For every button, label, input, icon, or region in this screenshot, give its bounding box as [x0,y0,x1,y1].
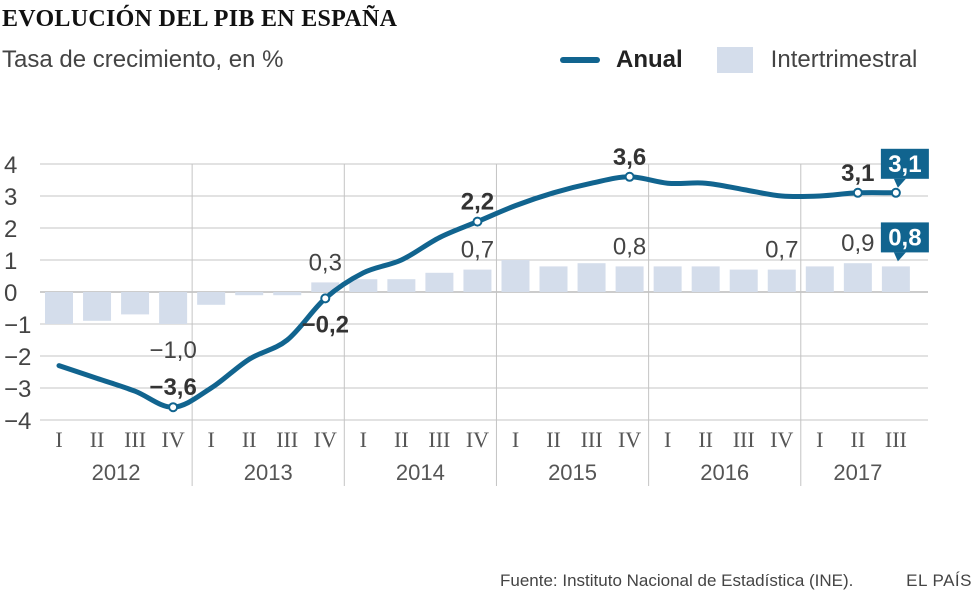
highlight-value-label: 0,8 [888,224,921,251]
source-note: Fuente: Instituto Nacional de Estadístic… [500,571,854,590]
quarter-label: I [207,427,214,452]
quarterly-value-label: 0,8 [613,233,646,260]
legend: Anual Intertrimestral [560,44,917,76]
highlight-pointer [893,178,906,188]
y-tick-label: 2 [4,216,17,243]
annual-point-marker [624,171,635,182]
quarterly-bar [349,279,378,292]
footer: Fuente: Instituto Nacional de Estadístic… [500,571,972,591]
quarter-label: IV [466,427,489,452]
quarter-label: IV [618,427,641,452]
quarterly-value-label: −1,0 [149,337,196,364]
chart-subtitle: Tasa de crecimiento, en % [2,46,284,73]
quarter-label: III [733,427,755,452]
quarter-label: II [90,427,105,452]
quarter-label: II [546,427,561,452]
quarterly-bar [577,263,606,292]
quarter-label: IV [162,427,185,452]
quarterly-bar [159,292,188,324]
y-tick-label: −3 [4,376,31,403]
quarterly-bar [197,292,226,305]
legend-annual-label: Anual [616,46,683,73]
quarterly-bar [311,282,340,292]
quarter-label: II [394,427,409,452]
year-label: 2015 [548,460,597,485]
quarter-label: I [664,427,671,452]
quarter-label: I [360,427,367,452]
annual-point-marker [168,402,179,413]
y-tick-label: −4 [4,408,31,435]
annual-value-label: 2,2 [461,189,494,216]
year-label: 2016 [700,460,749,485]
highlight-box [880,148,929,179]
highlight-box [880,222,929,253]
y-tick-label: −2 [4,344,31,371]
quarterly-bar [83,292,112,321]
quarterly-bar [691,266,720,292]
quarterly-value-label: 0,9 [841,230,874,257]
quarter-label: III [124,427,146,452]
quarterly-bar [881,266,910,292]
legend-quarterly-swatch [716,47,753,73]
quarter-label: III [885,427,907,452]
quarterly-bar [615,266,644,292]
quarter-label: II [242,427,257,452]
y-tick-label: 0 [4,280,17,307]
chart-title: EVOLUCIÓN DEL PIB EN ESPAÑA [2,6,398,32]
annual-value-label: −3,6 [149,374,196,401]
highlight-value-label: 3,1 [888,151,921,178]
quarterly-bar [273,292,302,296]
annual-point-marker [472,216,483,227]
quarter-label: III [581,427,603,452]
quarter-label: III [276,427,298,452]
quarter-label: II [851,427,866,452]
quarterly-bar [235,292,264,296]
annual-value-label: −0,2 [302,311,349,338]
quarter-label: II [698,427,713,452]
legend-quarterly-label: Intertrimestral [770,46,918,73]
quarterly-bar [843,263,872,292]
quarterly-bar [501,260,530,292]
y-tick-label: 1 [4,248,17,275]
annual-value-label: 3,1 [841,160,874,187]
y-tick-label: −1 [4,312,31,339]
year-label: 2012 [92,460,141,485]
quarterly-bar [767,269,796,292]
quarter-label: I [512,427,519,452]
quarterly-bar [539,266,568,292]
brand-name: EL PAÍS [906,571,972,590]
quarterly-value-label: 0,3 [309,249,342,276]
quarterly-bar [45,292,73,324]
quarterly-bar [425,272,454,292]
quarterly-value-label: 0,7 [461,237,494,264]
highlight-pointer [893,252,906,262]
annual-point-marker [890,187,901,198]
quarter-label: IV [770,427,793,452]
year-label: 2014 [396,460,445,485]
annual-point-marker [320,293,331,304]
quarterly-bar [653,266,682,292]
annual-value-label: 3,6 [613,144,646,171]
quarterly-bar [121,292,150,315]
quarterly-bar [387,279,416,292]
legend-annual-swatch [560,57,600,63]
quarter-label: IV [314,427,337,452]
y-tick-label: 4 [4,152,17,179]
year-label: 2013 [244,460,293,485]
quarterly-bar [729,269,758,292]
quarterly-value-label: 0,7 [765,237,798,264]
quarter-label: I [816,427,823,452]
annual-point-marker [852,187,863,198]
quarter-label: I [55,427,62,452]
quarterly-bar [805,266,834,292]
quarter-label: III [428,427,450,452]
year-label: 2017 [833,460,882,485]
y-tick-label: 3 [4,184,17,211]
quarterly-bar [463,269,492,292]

· · ·

### Task instructions
Can you output every line of the records above as a Markdown table with a Row column for the row number and a Line column for the line, leaving out blank lines and the pictures?

### The completed task
| Row | Line |
|---|---|
| 1 | For every button, label, input, icon, or region in this screenshot, give its bounding box as [x0,y0,x1,y1]. |
| 2 | highlight-value-label: 0,8 [888,224,921,251] |
| 3 | source-note: Fuente: Instituto Nacional de Estadístic… [500,571,854,590] |
| 4 | quarter-label: I [207,427,214,452] |
| 5 | quarterly-value-label: 0,8 [613,233,646,260] |
| 6 | legend: Anual Intertrimestral [560,44,917,76] |
| 7 | highlight-pointer [893,178,906,188] |
| 8 | y-tick-label: 2 [4,216,17,243] |
| 9 | annual-point-marker [624,171,635,182] |
| 10 | quarterly-bar [349,279,378,292] |
| 11 | footer: Fuente: Instituto Nacional de Estadístic… [500,571,972,591] |
| 12 | quarter-label: IV [466,427,489,452] |
| 13 | quarter-label: IV [618,427,641,452] |
| 14 | quarterly-value-label: −1,0 [149,337,196,364] |
| 15 | chart-subtitle: Tasa de crecimiento, en % [2,46,284,73] |
| 16 | quarter-label: III [733,427,755,452] |
| 17 | quarter-label: II [90,427,105,452] |
| 18 | quarter-label: II [546,427,561,452] |
| 19 | quarterly-bar [577,263,606,292] |
| 20 | quarter-label: IV [162,427,185,452] |
| 21 | quarterly-bar [159,292,188,324] |
| 22 | y-tick-label: −3 [4,376,31,403] |
| 23 | quarterly-bar [197,292,226,305] |
| 24 | legend-annual-label: Anual [616,46,683,73] |
| 25 | quarterly-bar [311,282,340,292] |
| 26 | quarter-label: II [394,427,409,452] |
| 27 | year-label: 2015 [548,460,597,485] |
| 28 | quarter-label: I [664,427,671,452] |
| 29 | quarter-label: I [360,427,367,452] |
| 30 | annual-point-marker [168,402,179,413] |
| 31 | y-tick-label: −4 [4,408,31,435] |
| 32 | annual-value-label: 2,2 [461,189,494,216] |
| 33 | year-label: 2016 [700,460,749,485] |
| 34 | highlight-box [880,148,929,179] |
| 35 | highlight-box [880,222,929,253] |
| 36 | y-tick-label: −2 [4,344,31,371] |
| 37 | quarterly-bar [83,292,112,321] |
| 38 | quarterly-bar [691,266,720,292] |
| 39 | quarterly-value-label: 0,9 [841,230,874,257] |
| 40 | quarter-label: III [124,427,146,452] |
| 41 | quarterly-bar [881,266,910,292] |
| 42 | legend-quarterly-swatch [716,47,753,73] |
| 43 | quarter-label: III [885,427,907,452] |
| 44 | quarterly-bar [615,266,644,292] |
| 45 | quarter-label: II [242,427,257,452] |
| 46 | y-tick-label: 0 [4,280,17,307] |
| 47 | chart-title: EVOLUCIÓN DEL PIB EN ESPAÑA [2,6,398,32] |
| 48 | annual-value-label: −3,6 [149,374,196,401] |
| 49 | highlight-value-label: 3,1 [888,151,921,178] |
| 50 | quarterly-bar [273,292,302,296] |
| 51 | annual-point-marker [472,216,483,227] |
| 52 | quarter-label: III [581,427,603,452] |
| 53 | quarter-label: III [276,427,298,452] |
| 54 | quarter-label: II [851,427,866,452] |
| 55 | quarterly-bar [235,292,264,296] |
| 56 | annual-value-label: −0,2 [302,311,349,338] |
| 57 | quarter-label: II [698,427,713,452] |
| 58 | legend-quarterly-label: Intertrimestral [770,46,918,73] |
| 59 | quarterly-bar [843,263,872,292] |
| 60 | quarterly-bar [501,260,530,292] |
| 61 | y-tick-label: 1 [4,248,17,275] |
| 62 | annual-value-label: 3,1 [841,160,874,187] |
| 63 | y-tick-label: −1 [4,312,31,339] |
| 64 | year-label: 2012 [92,460,141,485] |
| 65 | quarterly-bar [767,269,796,292] |
| 66 | quarter-label: I [512,427,519,452] |
| 67 | quarterly-bar [539,266,568,292] |
| 68 | brand-name: EL PAÍS [906,571,972,590] |
| 69 | quarterly-value-label: 0,3 [309,249,342,276] |
| 70 | quarterly-bar [45,292,73,324] |
| 71 | quarterly-bar [425,272,454,292] |
| 72 | quarterly-value-label: 0,7 [461,237,494,264] |
| 73 | highlight-pointer [893,252,906,262] |
| 74 | annual-point-marker [890,187,901,198] |
| 75 | quarter-label: IV [770,427,793,452] |
| 76 | year-label: 2014 [396,460,445,485] |
| 77 | annual-point-marker [320,293,331,304] |
| 78 | quarterly-bar [653,266,682,292] |
| 79 | annual-value-label: 3,6 [613,144,646,171] |
| 80 | quarterly-bar [121,292,150,315] |
| 81 | quarterly-bar [387,279,416,292] |
| 82 | legend-annual-swatch [560,57,600,63] |
| 83 | quarter-label: IV [314,427,337,452] |
| 84 | y-tick-label: 4 [4,152,17,179] |
| 85 | year-label: 2013 [244,460,293,485] |
| 86 | quarterly-bar [729,269,758,292] |
| 87 | quarterly-value-label: 0,7 [765,237,798,264] |
| 88 | quarter-label: I [816,427,823,452] |
| 89 | annual-point-marker [852,187,863,198] |
| 90 | quarter-label: I [55,427,62,452] |
| 91 | quarterly-bar [805,266,834,292] |
| 92 | quarter-label: III [428,427,450,452] |
| 93 | year-label: 2017 [833,460,882,485] |
| 94 | y-tick-label: 3 [4,184,17,211] |
| 95 | quarterly-bar [463,269,492,292] |